Extracts from a graphics dataset:
▼▼▼
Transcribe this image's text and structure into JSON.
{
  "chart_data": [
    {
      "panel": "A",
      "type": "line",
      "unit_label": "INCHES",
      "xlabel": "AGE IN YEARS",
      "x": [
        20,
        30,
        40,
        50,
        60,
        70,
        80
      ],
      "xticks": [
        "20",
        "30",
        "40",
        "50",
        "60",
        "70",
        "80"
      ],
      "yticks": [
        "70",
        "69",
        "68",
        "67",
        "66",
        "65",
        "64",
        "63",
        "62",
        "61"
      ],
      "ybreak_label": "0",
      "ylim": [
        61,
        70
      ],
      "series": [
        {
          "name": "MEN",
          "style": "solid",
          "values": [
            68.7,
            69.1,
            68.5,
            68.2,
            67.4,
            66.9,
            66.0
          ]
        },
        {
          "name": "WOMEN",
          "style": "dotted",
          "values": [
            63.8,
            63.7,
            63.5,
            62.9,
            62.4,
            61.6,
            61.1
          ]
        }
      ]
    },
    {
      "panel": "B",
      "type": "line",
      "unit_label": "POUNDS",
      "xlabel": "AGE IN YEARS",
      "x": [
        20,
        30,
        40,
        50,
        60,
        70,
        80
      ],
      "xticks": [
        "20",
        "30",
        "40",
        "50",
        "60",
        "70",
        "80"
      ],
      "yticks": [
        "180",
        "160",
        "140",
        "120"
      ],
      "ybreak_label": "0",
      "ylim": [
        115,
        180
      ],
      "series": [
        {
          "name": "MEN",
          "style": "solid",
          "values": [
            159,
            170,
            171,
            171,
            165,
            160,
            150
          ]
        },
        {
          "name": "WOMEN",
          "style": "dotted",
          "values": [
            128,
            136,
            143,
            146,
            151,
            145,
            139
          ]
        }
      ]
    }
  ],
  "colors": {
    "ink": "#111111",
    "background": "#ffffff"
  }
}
▲▲▲
Required task: Output the data above exactly, please, line for line.

Solution for this problem:
Transcribe this image's text and structure into JSON.
{
  "chart_data": [
    {
      "panel": "A",
      "type": "line",
      "unit_label": "INCHES",
      "xlabel": "AGE IN YEARS",
      "x": [
        20,
        30,
        40,
        50,
        60,
        70,
        80
      ],
      "xticks": [
        "20",
        "30",
        "40",
        "50",
        "60",
        "70",
        "80"
      ],
      "yticks": [
        "70",
        "69",
        "68",
        "67",
        "66",
        "65",
        "64",
        "63",
        "62",
        "61"
      ],
      "ybreak_label": "0",
      "ylim": [
        61,
        70
      ],
      "series": [
        {
          "name": "MEN",
          "style": "solid",
          "values": [
            68.7,
            69.1,
            68.5,
            68.2,
            67.4,
            66.9,
            66.0
          ]
        },
        {
          "name": "WOMEN",
          "style": "dotted",
          "values": [
            63.8,
            63.7,
            63.5,
            62.9,
            62.4,
            61.6,
            61.1
          ]
        }
      ]
    },
    {
      "panel": "B",
      "type": "line",
      "unit_label": "POUNDS",
      "xlabel": "AGE IN YEARS",
      "x": [
        20,
        30,
        40,
        50,
        60,
        70,
        80
      ],
      "xticks": [
        "20",
        "30",
        "40",
        "50",
        "60",
        "70",
        "80"
      ],
      "yticks": [
        "180",
        "160",
        "140",
        "120"
      ],
      "ybreak_label": "0",
      "ylim": [
        115,
        180
      ],
      "series": [
        {
          "name": "MEN",
          "style": "solid",
          "values": [
            159,
            170,
            171,
            171,
            165,
            160,
            150
          ]
        },
        {
          "name": "WOMEN",
          "style": "dotted",
          "values": [
            128,
            136,
            143,
            146,
            151,
            145,
            139
          ]
        }
      ]
    }
  ],
  "colors": {
    "ink": "#111111",
    "background": "#ffffff"
  }
}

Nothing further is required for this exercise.